- [Dataset entries]:
* Start *
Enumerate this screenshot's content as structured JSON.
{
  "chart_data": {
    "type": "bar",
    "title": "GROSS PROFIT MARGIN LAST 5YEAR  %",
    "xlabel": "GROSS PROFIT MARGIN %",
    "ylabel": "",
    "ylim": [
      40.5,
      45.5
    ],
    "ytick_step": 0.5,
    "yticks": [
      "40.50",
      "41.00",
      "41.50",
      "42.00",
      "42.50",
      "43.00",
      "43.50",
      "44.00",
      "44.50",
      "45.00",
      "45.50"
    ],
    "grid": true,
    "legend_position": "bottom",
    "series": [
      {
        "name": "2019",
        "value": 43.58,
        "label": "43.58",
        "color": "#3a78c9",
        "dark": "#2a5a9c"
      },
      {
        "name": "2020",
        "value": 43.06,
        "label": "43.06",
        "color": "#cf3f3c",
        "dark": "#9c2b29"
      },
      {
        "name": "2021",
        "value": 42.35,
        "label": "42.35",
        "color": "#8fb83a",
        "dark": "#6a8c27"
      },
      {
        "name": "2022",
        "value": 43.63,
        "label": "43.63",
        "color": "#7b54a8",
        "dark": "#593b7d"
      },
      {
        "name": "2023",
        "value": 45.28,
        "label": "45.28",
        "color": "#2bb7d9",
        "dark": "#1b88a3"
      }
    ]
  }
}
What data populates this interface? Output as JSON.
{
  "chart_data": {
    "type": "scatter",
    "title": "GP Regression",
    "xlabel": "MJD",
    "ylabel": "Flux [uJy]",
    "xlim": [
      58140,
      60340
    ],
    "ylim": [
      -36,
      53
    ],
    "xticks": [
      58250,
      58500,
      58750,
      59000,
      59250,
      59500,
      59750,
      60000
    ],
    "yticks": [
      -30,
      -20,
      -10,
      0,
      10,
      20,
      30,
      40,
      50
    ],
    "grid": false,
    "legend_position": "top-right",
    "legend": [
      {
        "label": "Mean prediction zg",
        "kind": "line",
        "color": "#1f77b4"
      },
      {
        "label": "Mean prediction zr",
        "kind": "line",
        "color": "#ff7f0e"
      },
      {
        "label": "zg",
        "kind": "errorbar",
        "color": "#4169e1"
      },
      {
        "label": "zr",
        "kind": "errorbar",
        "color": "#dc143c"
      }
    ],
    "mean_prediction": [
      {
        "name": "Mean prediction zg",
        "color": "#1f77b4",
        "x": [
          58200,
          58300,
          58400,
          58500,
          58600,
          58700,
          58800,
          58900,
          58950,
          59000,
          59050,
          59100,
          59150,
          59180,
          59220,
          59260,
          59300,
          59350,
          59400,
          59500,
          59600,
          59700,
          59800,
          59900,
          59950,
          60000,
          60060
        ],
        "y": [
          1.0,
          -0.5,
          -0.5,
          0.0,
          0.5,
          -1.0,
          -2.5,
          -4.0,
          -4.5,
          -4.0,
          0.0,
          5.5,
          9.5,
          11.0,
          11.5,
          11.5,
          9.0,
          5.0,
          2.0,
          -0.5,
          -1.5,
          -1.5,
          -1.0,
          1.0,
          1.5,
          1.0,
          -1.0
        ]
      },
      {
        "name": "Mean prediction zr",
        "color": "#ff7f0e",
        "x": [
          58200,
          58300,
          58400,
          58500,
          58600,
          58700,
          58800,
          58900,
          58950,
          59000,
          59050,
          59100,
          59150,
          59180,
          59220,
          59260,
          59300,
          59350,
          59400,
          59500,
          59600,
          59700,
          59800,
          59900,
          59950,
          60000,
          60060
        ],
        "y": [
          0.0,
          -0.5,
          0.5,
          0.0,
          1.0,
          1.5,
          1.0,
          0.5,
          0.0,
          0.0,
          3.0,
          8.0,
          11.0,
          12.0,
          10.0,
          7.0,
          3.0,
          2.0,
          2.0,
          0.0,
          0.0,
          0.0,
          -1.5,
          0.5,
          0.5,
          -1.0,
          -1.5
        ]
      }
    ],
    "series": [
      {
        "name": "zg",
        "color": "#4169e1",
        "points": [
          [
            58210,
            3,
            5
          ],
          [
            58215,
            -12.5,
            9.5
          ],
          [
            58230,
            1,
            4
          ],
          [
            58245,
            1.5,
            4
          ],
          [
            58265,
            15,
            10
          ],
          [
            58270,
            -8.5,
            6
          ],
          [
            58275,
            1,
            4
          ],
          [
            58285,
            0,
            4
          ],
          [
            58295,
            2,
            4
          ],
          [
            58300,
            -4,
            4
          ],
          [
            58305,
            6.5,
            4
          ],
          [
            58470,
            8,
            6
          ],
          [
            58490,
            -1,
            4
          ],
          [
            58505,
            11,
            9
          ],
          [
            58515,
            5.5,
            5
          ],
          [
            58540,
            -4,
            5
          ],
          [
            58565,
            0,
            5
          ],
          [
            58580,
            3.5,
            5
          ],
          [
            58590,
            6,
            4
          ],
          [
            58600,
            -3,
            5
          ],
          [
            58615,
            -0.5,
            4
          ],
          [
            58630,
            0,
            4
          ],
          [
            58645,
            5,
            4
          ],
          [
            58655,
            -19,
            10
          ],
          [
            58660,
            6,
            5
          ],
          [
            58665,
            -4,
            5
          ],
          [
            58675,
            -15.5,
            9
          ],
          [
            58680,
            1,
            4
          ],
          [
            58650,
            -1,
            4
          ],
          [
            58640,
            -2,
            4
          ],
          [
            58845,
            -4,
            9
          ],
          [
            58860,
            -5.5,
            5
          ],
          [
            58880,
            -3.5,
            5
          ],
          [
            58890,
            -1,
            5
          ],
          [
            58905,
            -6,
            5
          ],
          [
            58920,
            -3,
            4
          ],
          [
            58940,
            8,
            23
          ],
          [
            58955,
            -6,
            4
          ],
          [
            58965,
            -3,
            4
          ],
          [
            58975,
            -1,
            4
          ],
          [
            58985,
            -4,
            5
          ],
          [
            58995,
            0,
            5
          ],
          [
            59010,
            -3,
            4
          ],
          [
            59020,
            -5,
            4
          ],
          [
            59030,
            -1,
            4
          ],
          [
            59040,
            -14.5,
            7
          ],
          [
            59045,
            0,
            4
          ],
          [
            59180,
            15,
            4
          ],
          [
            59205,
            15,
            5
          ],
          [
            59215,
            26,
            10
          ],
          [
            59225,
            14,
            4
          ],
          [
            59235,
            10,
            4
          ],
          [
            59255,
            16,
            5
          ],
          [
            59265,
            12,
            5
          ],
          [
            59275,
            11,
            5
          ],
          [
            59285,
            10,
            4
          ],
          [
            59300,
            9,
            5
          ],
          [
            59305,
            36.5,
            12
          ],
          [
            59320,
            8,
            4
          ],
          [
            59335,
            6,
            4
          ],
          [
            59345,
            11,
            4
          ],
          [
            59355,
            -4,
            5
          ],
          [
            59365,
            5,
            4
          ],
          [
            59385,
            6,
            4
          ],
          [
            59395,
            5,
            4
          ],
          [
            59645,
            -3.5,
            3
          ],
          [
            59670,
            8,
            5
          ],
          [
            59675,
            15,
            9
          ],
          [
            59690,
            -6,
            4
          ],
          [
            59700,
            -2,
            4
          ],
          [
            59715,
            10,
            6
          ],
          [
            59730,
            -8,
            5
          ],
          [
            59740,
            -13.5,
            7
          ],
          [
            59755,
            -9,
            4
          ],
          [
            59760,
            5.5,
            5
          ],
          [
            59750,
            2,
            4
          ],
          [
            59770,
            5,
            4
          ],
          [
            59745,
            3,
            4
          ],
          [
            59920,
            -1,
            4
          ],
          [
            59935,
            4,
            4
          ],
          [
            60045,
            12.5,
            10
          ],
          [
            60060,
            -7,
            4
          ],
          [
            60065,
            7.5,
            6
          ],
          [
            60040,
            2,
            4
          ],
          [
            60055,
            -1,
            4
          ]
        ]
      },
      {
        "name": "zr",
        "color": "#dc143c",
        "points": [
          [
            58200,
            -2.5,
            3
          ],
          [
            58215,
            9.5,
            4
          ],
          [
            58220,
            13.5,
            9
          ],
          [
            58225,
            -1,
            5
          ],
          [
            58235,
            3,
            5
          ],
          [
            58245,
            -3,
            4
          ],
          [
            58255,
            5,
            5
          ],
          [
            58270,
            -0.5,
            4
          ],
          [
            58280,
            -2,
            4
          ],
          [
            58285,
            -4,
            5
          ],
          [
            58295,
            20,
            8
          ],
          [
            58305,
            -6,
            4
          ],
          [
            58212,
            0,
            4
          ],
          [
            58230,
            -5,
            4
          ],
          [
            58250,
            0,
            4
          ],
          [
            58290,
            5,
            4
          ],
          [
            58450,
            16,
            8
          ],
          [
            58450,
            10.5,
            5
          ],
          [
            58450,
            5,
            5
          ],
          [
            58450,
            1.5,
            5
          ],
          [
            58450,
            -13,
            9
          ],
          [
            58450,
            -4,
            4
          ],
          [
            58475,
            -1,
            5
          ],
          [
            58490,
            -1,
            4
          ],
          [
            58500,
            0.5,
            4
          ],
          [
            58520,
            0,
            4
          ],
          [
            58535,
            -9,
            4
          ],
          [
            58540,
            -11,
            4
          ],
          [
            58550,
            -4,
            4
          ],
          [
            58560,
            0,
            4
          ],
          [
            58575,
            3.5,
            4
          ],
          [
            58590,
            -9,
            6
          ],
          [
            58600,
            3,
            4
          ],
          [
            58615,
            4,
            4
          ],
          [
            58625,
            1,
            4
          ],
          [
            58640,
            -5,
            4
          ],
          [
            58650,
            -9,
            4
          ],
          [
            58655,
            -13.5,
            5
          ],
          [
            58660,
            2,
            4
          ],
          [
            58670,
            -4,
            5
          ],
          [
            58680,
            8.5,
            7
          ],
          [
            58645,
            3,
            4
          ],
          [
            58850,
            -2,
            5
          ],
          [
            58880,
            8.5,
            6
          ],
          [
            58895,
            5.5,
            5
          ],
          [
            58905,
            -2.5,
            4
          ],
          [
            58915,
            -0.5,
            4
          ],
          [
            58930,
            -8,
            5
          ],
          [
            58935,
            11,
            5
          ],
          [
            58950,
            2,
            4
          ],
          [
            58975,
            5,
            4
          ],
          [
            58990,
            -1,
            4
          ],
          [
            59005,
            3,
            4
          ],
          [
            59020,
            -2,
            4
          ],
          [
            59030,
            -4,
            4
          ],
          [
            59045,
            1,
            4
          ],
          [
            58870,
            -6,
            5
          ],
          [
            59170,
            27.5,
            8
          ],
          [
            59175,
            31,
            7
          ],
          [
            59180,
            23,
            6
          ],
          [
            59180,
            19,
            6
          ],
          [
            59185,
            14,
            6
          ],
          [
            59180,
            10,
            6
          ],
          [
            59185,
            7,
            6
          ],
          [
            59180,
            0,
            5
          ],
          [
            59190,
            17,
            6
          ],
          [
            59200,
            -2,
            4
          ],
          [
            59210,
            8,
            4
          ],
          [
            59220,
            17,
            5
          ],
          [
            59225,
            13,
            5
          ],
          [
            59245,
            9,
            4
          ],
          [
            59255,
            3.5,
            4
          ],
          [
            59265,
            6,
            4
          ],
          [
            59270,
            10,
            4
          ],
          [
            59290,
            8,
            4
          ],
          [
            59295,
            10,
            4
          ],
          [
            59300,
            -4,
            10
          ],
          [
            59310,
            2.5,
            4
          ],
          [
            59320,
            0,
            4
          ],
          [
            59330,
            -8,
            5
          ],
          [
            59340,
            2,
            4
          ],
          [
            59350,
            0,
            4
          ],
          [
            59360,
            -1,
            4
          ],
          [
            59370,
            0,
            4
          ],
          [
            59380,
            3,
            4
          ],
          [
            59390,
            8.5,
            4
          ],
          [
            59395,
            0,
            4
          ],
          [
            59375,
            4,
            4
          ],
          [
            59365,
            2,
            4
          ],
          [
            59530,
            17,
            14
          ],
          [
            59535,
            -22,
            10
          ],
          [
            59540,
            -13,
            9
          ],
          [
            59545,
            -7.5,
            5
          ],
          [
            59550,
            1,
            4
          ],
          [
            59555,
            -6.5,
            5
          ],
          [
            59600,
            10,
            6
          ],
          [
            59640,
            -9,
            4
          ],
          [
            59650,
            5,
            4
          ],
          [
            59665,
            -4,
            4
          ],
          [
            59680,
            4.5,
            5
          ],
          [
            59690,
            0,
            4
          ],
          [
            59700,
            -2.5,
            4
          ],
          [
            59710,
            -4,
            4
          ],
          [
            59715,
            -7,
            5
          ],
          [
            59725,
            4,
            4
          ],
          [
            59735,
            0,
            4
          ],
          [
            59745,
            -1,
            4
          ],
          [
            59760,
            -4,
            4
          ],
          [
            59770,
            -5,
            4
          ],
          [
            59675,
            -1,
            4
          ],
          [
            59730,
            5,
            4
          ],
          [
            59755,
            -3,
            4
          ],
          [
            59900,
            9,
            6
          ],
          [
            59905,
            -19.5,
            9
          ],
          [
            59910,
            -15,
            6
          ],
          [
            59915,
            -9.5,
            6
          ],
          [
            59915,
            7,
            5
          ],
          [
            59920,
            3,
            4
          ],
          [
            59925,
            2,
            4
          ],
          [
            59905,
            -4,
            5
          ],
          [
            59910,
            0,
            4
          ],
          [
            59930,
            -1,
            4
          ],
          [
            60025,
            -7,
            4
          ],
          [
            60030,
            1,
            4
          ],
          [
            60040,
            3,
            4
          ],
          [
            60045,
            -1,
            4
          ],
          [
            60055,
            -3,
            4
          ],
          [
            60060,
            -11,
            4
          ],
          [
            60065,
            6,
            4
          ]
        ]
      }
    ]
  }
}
* End *
- [Task brief]:
State the number of lines in this listing that contain the string "MARGIN", and add nothing else.

- [Result below]:
2